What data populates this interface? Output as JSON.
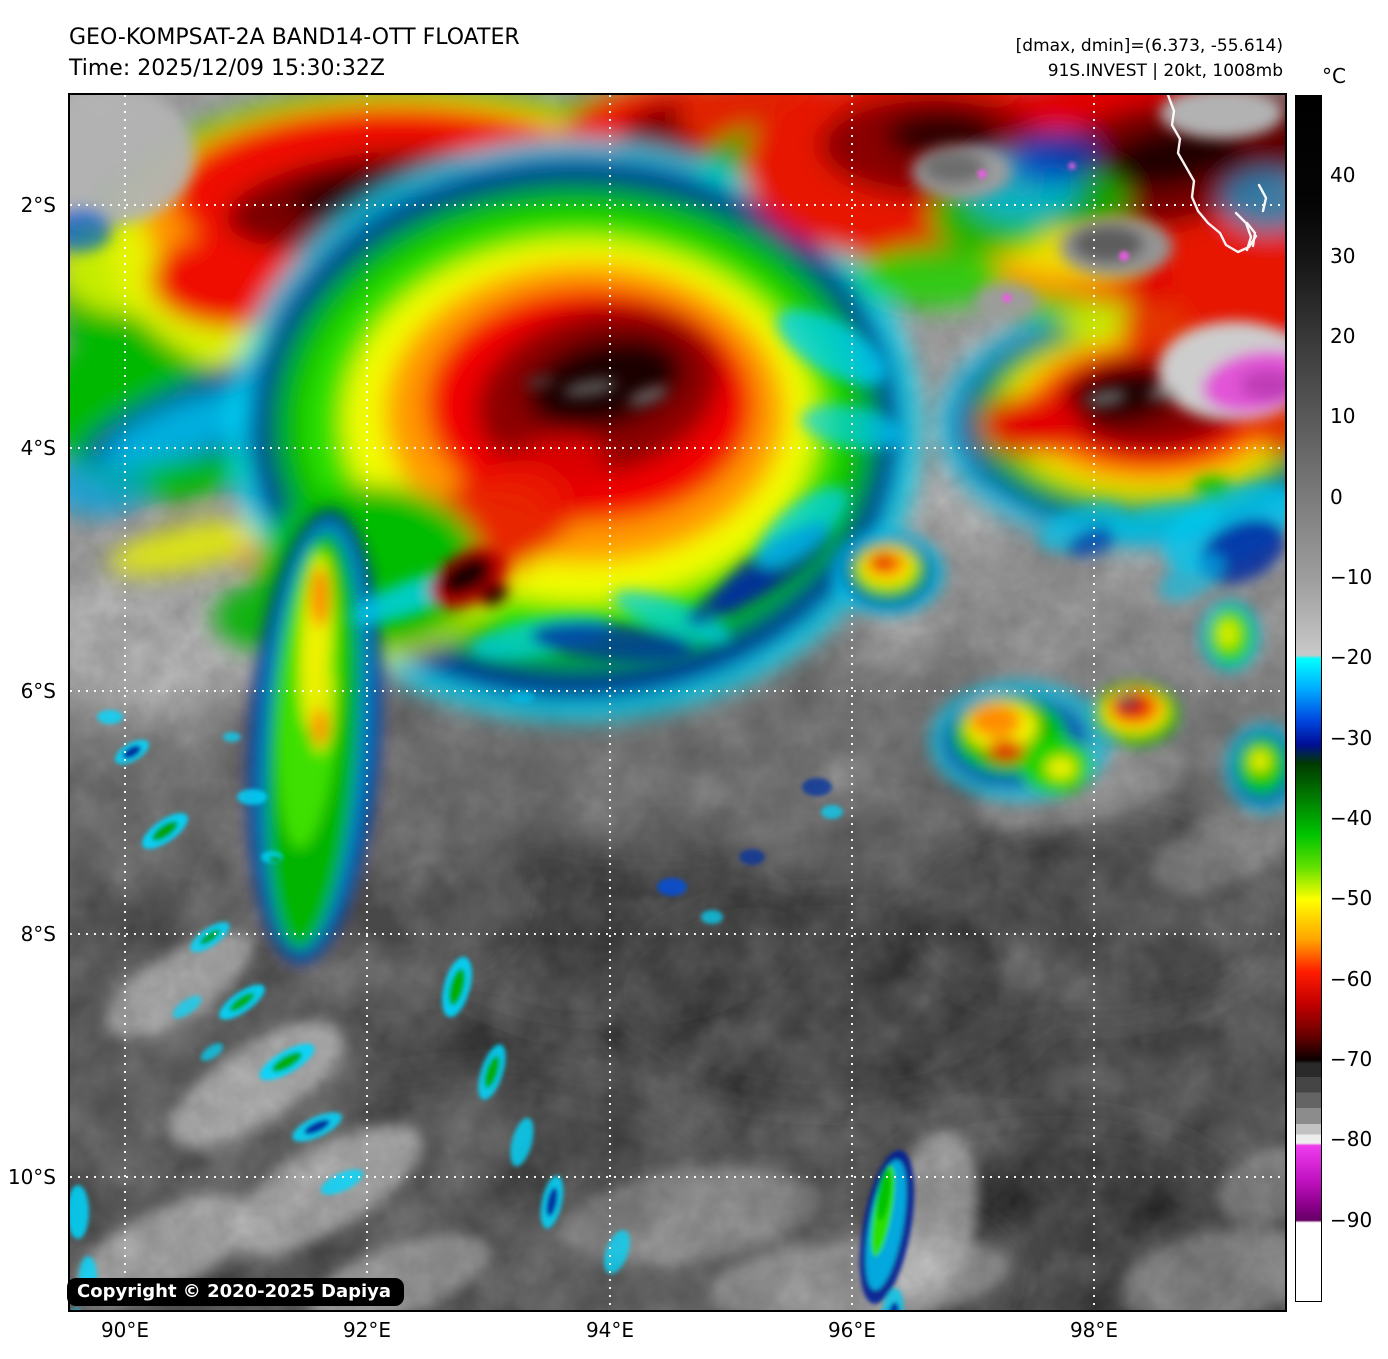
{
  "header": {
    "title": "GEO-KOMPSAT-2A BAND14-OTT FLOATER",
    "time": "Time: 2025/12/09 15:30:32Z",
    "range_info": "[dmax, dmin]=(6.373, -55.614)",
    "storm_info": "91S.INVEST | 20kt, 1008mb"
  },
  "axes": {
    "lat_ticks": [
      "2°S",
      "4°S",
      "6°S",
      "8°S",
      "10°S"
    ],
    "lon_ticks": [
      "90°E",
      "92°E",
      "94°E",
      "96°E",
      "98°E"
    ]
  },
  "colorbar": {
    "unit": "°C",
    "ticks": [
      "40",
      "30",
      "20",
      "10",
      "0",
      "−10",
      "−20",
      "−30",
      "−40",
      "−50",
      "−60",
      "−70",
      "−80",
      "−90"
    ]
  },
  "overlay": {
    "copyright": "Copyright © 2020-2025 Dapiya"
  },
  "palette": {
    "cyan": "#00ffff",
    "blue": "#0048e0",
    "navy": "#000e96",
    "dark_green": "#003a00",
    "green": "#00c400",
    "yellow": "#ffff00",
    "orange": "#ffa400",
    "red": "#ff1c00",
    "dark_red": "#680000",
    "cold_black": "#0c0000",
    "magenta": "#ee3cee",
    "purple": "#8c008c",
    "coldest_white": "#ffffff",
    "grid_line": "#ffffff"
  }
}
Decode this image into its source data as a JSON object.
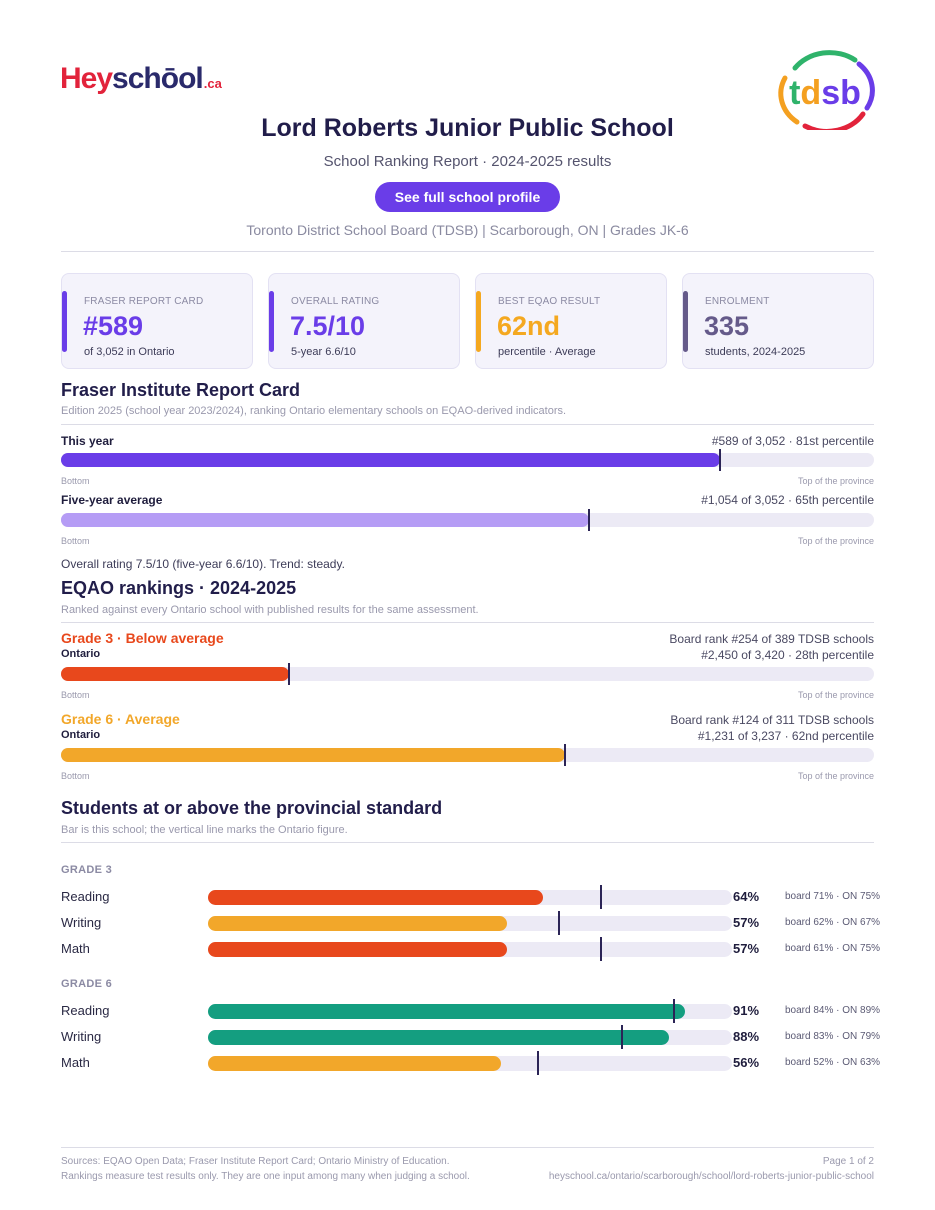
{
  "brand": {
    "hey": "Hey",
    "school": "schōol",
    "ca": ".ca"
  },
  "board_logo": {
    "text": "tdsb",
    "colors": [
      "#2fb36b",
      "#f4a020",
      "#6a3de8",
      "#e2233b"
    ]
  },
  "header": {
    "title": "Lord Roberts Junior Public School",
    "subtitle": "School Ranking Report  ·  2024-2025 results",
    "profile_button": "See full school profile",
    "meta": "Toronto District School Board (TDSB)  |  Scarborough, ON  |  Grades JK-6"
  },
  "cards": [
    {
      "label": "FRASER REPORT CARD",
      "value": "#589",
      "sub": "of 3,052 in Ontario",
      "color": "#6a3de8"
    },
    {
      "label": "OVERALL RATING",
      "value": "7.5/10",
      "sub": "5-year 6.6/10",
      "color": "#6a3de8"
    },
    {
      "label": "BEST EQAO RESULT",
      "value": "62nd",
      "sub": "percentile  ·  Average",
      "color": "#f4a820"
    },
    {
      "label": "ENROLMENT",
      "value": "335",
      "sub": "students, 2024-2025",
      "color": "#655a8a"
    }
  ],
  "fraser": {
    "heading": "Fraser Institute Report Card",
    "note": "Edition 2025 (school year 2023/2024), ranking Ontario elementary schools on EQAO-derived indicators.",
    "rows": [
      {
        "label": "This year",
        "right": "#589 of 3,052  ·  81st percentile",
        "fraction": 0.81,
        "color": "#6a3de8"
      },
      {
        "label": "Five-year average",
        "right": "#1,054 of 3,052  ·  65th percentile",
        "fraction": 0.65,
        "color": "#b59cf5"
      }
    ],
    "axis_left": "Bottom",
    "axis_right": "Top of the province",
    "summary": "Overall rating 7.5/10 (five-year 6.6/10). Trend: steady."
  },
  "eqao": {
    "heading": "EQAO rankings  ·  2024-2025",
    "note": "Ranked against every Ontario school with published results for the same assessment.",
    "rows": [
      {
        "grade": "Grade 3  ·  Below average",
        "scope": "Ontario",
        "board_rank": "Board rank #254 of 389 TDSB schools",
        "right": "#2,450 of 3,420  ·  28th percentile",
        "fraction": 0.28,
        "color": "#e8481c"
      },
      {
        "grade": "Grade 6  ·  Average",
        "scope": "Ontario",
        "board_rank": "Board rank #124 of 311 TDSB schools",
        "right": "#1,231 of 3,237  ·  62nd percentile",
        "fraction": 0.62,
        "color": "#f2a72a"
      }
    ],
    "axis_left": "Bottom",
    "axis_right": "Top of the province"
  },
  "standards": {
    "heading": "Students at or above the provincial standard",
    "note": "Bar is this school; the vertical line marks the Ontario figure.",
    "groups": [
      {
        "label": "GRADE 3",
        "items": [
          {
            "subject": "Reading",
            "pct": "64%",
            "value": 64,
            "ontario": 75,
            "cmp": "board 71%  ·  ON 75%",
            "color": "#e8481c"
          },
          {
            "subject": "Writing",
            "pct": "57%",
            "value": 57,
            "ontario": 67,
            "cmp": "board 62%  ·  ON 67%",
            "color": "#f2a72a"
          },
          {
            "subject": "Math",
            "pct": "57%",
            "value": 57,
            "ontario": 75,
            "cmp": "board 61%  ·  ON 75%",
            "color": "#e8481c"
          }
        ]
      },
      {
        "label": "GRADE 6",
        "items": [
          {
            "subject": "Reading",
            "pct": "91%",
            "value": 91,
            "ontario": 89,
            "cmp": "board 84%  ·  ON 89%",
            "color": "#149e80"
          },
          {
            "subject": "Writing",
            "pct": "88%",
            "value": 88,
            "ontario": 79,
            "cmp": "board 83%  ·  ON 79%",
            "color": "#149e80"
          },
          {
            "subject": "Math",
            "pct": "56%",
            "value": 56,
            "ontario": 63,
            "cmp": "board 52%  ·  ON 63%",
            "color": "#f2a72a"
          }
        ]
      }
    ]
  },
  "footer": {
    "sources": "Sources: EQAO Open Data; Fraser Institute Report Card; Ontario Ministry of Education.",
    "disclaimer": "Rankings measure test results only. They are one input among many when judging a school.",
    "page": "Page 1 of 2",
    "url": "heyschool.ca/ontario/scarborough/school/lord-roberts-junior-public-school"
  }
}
═══
Gather and return every line that holds the string "schools".

    "note": "Edition 2025 (school year 2023/2024), ranking Ontario elementary schools on EQAO-derived indicators.",
        "board_rank": "Board rank #254 of 389 TDSB schools",
        "board_rank": "Board rank #124 of 311 TDSB schools",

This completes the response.